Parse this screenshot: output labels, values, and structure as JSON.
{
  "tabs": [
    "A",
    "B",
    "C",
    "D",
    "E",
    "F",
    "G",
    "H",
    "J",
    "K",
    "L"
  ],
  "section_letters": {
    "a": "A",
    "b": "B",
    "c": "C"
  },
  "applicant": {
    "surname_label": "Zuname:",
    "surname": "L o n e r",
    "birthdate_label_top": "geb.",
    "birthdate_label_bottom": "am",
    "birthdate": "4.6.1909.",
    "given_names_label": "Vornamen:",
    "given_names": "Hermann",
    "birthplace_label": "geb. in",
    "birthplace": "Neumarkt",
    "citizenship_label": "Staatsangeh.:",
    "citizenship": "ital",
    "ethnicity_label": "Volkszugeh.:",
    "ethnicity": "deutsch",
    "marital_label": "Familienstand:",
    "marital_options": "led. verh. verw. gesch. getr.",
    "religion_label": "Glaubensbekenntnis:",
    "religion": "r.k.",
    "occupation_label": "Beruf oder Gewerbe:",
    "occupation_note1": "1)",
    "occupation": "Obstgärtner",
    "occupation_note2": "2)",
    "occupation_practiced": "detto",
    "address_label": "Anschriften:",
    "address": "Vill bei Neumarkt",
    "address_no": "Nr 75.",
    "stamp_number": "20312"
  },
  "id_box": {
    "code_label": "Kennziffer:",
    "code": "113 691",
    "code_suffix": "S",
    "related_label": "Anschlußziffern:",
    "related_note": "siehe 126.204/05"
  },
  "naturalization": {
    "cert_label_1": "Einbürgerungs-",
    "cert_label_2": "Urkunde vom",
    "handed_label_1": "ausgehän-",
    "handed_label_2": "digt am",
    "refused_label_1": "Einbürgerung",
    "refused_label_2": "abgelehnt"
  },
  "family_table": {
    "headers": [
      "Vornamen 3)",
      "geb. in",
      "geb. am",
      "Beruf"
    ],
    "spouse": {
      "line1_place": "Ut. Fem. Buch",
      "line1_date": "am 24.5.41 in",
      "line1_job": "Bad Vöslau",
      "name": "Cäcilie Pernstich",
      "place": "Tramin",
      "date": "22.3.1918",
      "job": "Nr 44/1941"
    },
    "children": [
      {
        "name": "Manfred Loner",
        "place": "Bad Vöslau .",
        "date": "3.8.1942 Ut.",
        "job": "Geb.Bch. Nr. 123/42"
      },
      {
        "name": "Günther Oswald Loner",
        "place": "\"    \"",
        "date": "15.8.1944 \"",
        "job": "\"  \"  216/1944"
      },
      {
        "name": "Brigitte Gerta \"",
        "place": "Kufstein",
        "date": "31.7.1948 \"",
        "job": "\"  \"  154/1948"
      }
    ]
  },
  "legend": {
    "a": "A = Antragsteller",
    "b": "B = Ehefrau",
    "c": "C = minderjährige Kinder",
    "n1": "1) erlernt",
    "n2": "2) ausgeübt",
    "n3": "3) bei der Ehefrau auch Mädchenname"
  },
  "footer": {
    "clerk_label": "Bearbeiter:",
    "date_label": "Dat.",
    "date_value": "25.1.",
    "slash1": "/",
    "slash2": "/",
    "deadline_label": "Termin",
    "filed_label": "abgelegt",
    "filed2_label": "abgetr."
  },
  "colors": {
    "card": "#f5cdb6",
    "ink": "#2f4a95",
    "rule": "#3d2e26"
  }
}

——————————

EXERCISE OBJECTIVE
Reproduce each entry exactly, leaving out nothing.

SOLVED PROBLEM
Parse this screenshot: output labels, values, and structure as JSON.
{
  "tabs": [
    "A",
    "B",
    "C",
    "D",
    "E",
    "F",
    "G",
    "H",
    "J",
    "K",
    "L"
  ],
  "section_letters": {
    "a": "A",
    "b": "B",
    "c": "C"
  },
  "applicant": {
    "surname_label": "Zuname:",
    "surname": "L o n e r",
    "birthdate_label_top": "geb.",
    "birthdate_label_bottom": "am",
    "birthdate": "4.6.1909.",
    "given_names_label": "Vornamen:",
    "given_names": "Hermann",
    "birthplace_label": "geb. in",
    "birthplace": "Neumarkt",
    "citizenship_label": "Staatsangeh.:",
    "citizenship": "ital",
    "ethnicity_label": "Volkszugeh.:",
    "ethnicity": "deutsch",
    "marital_label": "Familienstand:",
    "marital_options": "led. verh. verw. gesch. getr.",
    "religion_label": "Glaubensbekenntnis:",
    "religion": "r.k.",
    "occupation_label": "Beruf oder Gewerbe:",
    "occupation_note1": "1)",
    "occupation": "Obstgärtner",
    "occupation_note2": "2)",
    "occupation_practiced": "detto",
    "address_label": "Anschriften:",
    "address": "Vill bei Neumarkt",
    "address_no": "Nr 75.",
    "stamp_number": "20312"
  },
  "id_box": {
    "code_label": "Kennziffer:",
    "code": "113 691",
    "code_suffix": "S",
    "related_label": "Anschlußziffern:",
    "related_note": "siehe 126.204/05"
  },
  "naturalization": {
    "cert_label_1": "Einbürgerungs-",
    "cert_label_2": "Urkunde vom",
    "handed_label_1": "ausgehän-",
    "handed_label_2": "digt am",
    "refused_label_1": "Einbürgerung",
    "refused_label_2": "abgelehnt"
  },
  "family_table": {
    "headers": [
      "Vornamen 3)",
      "geb. in",
      "geb. am",
      "Beruf"
    ],
    "spouse": {
      "line1_place": "Ut. Fem. Buch",
      "line1_date": "am 24.5.41 in",
      "line1_job": "Bad Vöslau",
      "name": "Cäcilie Pernstich",
      "place": "Tramin",
      "date": "22.3.1918",
      "job": "Nr 44/1941"
    },
    "children": [
      {
        "name": "Manfred Loner",
        "place": "Bad Vöslau .",
        "date": "3.8.1942 Ut.",
        "job": "Geb.Bch. Nr. 123/42"
      },
      {
        "name": "Günther Oswald Loner",
        "place": "\"    \"",
        "date": "15.8.1944 \"",
        "job": "\"  \"  216/1944"
      },
      {
        "name": "Brigitte Gerta \"",
        "place": "Kufstein",
        "date": "31.7.1948 \"",
        "job": "\"  \"  154/1948"
      }
    ]
  },
  "legend": {
    "a": "A = Antragsteller",
    "b": "B = Ehefrau",
    "c": "C = minderjährige Kinder",
    "n1": "1) erlernt",
    "n2": "2) ausgeübt",
    "n3": "3) bei der Ehefrau auch Mädchenname"
  },
  "footer": {
    "clerk_label": "Bearbeiter:",
    "date_label": "Dat.",
    "date_value": "25.1.",
    "slash1": "/",
    "slash2": "/",
    "deadline_label": "Termin",
    "filed_label": "abgelegt",
    "filed2_label": "abgetr."
  },
  "colors": {
    "card": "#f5cdb6",
    "ink": "#2f4a95",
    "rule": "#3d2e26"
  }
}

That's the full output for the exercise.